◆ Written problem
Repeat the records word for word, excluding any picture.

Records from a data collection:
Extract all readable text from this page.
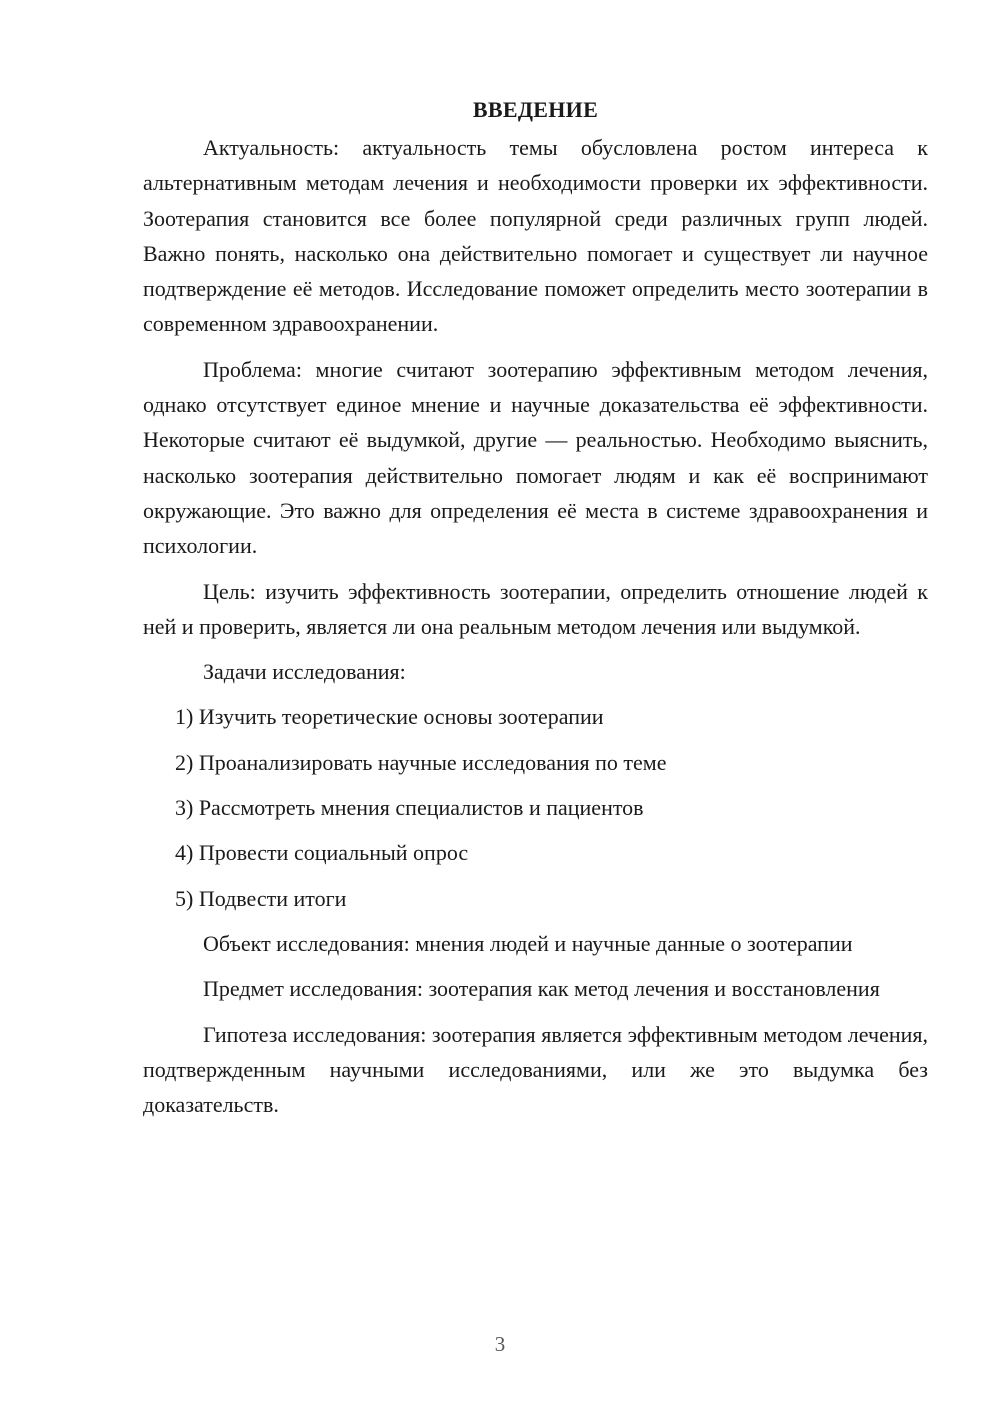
ВВЕДЕНИЕ

Актуальность: актуальность темы обусловлена ростом интереса к альтернативным методам лечения и необходимости проверки их эффективности. Зоотерапия становится все более популярной среди различных групп людей. Важно понять, насколько она действительно помогает и существует ли научное подтверждение её методов. Исследование поможет определить место зоотерапии в современном здравоохранении.

Проблема: многие считают зоотерапию эффективным методом лечения, однако отсутствует единое мнение и научные доказательства её эффективности. Некоторые считают её выдумкой, другие — реальностью. Необходимо выяснить, насколько зоотерапия действительно помогает людям и как её воспринимают окружающие. Это важно для определения её места в системе здравоохранения и психологии.

Цель: изучить эффективность зоотерапии, определить отношение людей к ней и проверить, является ли она реальным методом лечения или выдумкой.

Задачи исследования:

1) Изучить теоретические основы зоотерапии
2) Проанализировать научные исследования по теме
3) Рассмотреть мнения специалистов и пациентов
4) Провести социальный опрос
5) Подвести итоги

Объект исследования: мнения людей и научные данные о зоотерапии

Предмет исследования: зоотерапия как метод лечения и восстановления

Гипотеза исследования: зоотерапия является эффективным методом лечения, подтвержденным научными исследованиями, или же это выдумка без доказательств.

3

◆ Result of the task
Extract all readable text from this page.
ВВЕДЕНИЕ

Актуальность: актуальность темы обусловлена ростом интереса к альтернативным методам лечения и необходимости проверки их эффективности. Зоотерапия становится все более популярной среди различных групп людей. Важно понять, насколько она действительно помогает и существует ли научное подтверждение её методов. Исследование поможет определить место зоотерапии в современном здравоохранении.

Проблема: многие считают зоотерапию эффективным методом лечения, однако отсутствует единое мнение и научные доказательства её эффективности. Некоторые считают её выдумкой, другие — реальностью. Необходимо выяснить, насколько зоотерапия действительно помогает людям и как её воспринимают окружающие. Это важно для определения её места в системе здравоохранения и психологии.

Цель: изучить эффективность зоотерапии, определить отношение людей к ней и проверить, является ли она реальным методом лечения или выдумкой.

Задачи исследования:

1) Изучить теоретические основы зоотерапии
2) Проанализировать научные исследования по теме
3) Рассмотреть мнения специалистов и пациентов
4) Провести социальный опрос
5) Подвести итоги

Объект исследования: мнения людей и научные данные о зоотерапии

Предмет исследования: зоотерапия как метод лечения и восстановления

Гипотеза исследования: зоотерапия является эффективным методом лечения, подтвержденным научными исследованиями, или же это выдумка без доказательств.

3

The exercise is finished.